WHAT YOU ARE ASKED TO DO: Return every line of the items below unchanged, in the same order.

DATA IN THIS EXERCISE:

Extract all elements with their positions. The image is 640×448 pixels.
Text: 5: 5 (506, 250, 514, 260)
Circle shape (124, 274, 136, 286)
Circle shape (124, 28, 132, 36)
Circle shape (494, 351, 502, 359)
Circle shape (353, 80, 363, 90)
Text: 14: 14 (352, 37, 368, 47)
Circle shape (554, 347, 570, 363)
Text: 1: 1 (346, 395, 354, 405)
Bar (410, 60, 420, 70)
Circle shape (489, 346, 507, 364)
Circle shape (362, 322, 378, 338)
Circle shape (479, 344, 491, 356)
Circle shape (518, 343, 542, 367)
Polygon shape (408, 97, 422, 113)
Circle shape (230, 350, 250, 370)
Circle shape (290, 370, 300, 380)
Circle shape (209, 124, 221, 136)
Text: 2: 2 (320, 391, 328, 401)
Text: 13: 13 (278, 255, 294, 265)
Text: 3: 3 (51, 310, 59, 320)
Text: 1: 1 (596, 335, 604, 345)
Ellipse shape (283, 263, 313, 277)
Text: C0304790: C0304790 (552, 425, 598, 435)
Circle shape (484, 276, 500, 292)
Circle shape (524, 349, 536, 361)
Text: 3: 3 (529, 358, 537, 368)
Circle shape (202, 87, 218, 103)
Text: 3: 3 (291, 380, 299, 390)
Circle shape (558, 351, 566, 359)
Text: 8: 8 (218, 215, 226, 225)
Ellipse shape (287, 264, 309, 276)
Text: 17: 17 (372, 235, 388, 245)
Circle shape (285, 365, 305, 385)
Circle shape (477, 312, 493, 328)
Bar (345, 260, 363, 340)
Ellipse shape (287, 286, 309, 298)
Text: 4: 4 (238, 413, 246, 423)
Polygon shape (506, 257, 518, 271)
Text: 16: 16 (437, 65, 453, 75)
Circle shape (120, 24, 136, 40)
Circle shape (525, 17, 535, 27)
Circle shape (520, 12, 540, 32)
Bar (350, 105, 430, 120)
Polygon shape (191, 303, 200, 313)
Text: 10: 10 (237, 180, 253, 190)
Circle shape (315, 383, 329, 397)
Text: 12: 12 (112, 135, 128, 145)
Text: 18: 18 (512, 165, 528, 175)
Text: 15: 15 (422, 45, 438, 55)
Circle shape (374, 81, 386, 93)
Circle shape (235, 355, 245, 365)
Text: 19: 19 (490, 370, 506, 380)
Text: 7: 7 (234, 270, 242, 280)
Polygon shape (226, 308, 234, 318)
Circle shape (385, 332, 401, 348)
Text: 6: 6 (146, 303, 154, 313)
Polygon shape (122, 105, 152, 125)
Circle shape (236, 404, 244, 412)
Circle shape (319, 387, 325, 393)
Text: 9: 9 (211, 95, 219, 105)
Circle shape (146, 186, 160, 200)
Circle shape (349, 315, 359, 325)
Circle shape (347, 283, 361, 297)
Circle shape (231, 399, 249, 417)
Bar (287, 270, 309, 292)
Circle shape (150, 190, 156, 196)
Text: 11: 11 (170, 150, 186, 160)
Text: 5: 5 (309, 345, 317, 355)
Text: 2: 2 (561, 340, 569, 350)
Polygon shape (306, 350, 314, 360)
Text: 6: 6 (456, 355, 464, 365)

RESULT OF THE EXERCISE:
Extract all elements with their positions. The image is 640×448 pixels.
Text: 5: 5 (506, 250, 514, 260)
Circle shape (124, 274, 136, 286)
Circle shape (124, 28, 132, 36)
Circle shape (494, 351, 502, 359)
Circle shape (353, 80, 363, 90)
Text: 14: 14 (352, 37, 368, 47)
Circle shape (554, 347, 570, 363)
Text: 1: 1 (346, 395, 354, 405)
Bar (410, 60, 420, 70)
Circle shape (489, 346, 507, 364)
Circle shape (362, 322, 378, 338)
Circle shape (479, 344, 491, 356)
Circle shape (518, 343, 542, 367)
Polygon shape (408, 97, 422, 113)
Circle shape (230, 350, 250, 370)
Circle shape (290, 370, 300, 380)
Circle shape (209, 124, 221, 136)
Text: 2: 2 (320, 391, 328, 401)
Text: 13: 13 (278, 255, 294, 265)
Text: 3: 3 (51, 310, 59, 320)
Text: 1: 1 (596, 335, 604, 345)
Ellipse shape (283, 263, 313, 277)
Text: C0304790: C0304790 (552, 425, 598, 435)
Circle shape (484, 276, 500, 292)
Circle shape (524, 349, 536, 361)
Text: 3: 3 (529, 358, 537, 368)
Circle shape (202, 87, 218, 103)
Text: 3: 3 (291, 380, 299, 390)
Circle shape (558, 351, 566, 359)
Text: 8: 8 (218, 215, 226, 225)
Ellipse shape (287, 264, 309, 276)
Text: 17: 17 (372, 235, 388, 245)
Circle shape (285, 365, 305, 385)
Circle shape (477, 312, 493, 328)
Bar (345, 260, 363, 340)
Ellipse shape (287, 286, 309, 298)
Text: 4: 4 (238, 413, 246, 423)
Polygon shape (506, 257, 518, 271)
Text: 16: 16 (437, 65, 453, 75)
Circle shape (120, 24, 136, 40)
Circle shape (525, 17, 535, 27)
Circle shape (520, 12, 540, 32)
Bar (350, 105, 430, 120)
Polygon shape (191, 303, 200, 313)
Text: 10: 10 (237, 180, 253, 190)
Circle shape (315, 383, 329, 397)
Text: 12: 12 (112, 135, 128, 145)
Text: 18: 18 (512, 165, 528, 175)
Text: 15: 15 (422, 45, 438, 55)
Circle shape (374, 81, 386, 93)
Circle shape (235, 355, 245, 365)
Text: 19: 19 (490, 370, 506, 380)
Text: 7: 7 (234, 270, 242, 280)
Polygon shape (226, 308, 234, 318)
Circle shape (385, 332, 401, 348)
Text: 6: 6 (146, 303, 154, 313)
Polygon shape (122, 105, 152, 125)
Circle shape (236, 404, 244, 412)
Circle shape (319, 387, 325, 393)
Text: 9: 9 (211, 95, 219, 105)
Circle shape (146, 186, 160, 200)
Circle shape (349, 315, 359, 325)
Circle shape (347, 283, 361, 297)
Circle shape (231, 399, 249, 417)
Bar (287, 270, 309, 292)
Circle shape (150, 190, 156, 196)
Text: 11: 11 (170, 150, 186, 160)
Text: 5: 5 (309, 345, 317, 355)
Text: 2: 2 (561, 340, 569, 350)
Polygon shape (306, 350, 314, 360)
Text: 6: 6 (456, 355, 464, 365)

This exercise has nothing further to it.